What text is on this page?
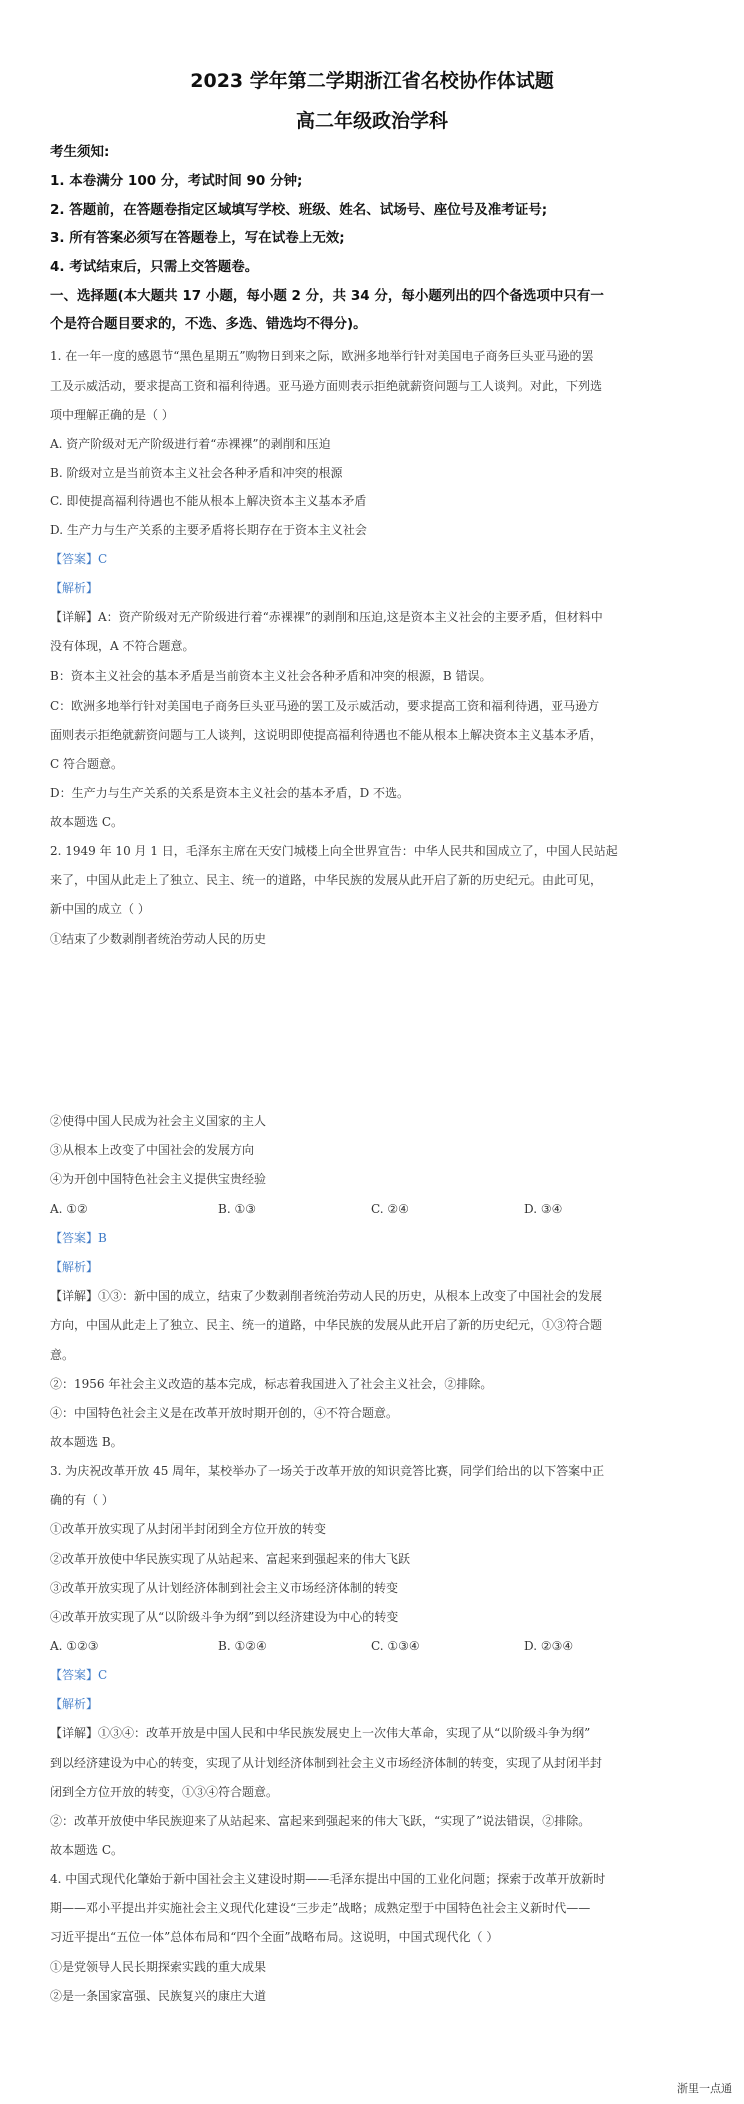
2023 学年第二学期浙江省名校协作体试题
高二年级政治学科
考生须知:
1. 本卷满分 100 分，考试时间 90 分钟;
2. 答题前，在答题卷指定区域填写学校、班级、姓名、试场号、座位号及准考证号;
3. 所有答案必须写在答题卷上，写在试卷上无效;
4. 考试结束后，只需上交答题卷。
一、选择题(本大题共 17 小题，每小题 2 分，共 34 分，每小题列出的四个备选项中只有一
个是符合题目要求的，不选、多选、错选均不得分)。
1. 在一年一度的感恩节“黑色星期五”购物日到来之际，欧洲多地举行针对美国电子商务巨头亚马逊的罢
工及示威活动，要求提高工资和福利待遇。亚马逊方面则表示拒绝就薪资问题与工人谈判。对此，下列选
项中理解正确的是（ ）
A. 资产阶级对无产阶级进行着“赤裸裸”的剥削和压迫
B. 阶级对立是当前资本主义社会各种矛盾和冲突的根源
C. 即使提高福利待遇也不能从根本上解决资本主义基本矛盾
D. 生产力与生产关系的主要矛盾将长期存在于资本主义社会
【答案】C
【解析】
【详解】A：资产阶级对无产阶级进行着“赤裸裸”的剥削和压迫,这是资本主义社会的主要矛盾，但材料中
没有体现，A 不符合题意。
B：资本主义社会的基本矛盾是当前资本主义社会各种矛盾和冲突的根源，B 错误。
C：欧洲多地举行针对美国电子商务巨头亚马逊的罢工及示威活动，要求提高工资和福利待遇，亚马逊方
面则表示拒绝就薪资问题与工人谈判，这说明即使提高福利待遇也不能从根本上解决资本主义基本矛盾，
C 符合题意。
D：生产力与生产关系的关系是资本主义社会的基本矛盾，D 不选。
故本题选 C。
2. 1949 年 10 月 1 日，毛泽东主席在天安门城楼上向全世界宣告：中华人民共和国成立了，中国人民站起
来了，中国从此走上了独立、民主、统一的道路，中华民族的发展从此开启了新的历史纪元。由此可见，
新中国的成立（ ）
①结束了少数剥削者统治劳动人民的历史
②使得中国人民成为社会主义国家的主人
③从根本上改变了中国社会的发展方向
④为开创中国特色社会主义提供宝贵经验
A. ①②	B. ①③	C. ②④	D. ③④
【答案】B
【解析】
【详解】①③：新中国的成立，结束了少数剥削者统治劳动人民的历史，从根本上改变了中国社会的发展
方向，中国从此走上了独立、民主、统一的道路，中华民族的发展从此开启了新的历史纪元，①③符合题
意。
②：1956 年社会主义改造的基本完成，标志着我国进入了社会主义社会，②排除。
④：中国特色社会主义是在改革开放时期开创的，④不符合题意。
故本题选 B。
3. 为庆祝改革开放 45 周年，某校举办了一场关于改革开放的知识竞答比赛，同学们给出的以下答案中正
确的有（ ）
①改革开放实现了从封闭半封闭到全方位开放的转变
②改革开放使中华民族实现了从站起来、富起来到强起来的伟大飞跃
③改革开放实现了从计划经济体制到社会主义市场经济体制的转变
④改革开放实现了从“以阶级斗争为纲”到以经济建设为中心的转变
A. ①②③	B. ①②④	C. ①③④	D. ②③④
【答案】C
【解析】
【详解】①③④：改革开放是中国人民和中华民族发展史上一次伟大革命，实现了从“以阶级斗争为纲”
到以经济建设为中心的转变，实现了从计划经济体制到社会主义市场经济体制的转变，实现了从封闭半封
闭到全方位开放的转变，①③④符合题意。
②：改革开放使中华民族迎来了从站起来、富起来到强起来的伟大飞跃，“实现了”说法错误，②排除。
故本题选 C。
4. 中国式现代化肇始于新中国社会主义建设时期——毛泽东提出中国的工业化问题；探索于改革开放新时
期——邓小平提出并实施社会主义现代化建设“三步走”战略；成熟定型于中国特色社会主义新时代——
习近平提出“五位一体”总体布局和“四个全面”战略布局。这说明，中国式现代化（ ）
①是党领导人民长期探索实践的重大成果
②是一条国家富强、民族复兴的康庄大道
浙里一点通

====

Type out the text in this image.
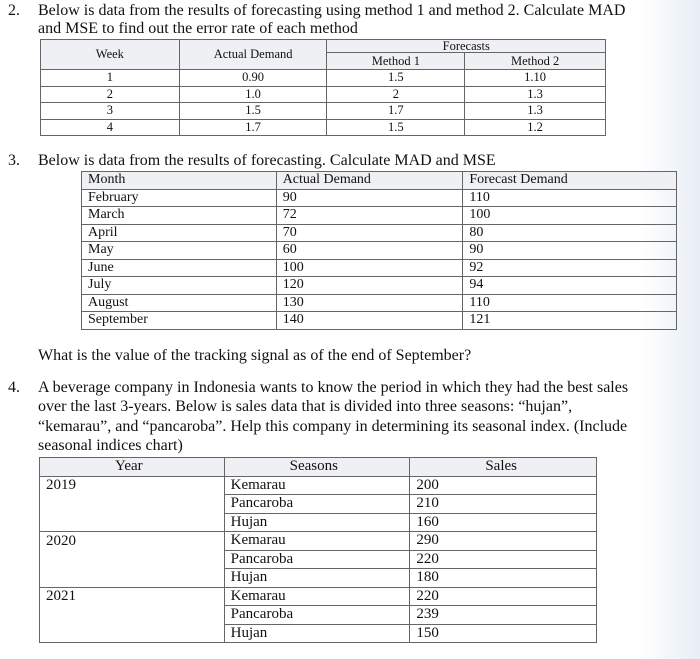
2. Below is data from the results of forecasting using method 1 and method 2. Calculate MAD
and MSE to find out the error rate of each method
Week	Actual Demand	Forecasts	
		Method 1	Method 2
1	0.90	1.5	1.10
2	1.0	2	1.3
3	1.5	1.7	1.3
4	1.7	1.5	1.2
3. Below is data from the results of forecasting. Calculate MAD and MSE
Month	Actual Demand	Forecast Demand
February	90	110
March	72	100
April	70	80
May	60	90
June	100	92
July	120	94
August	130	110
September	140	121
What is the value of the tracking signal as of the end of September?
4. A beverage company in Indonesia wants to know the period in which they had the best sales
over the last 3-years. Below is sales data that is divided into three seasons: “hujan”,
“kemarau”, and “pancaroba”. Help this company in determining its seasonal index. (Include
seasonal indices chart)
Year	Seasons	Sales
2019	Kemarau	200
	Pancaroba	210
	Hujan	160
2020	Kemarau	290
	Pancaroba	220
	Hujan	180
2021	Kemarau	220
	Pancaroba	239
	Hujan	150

====

> Objective
Across the records, count the lines holding the string "中华民族的发展从此开启了新的历史纪元". Give the number and stop.

> Expected answer
2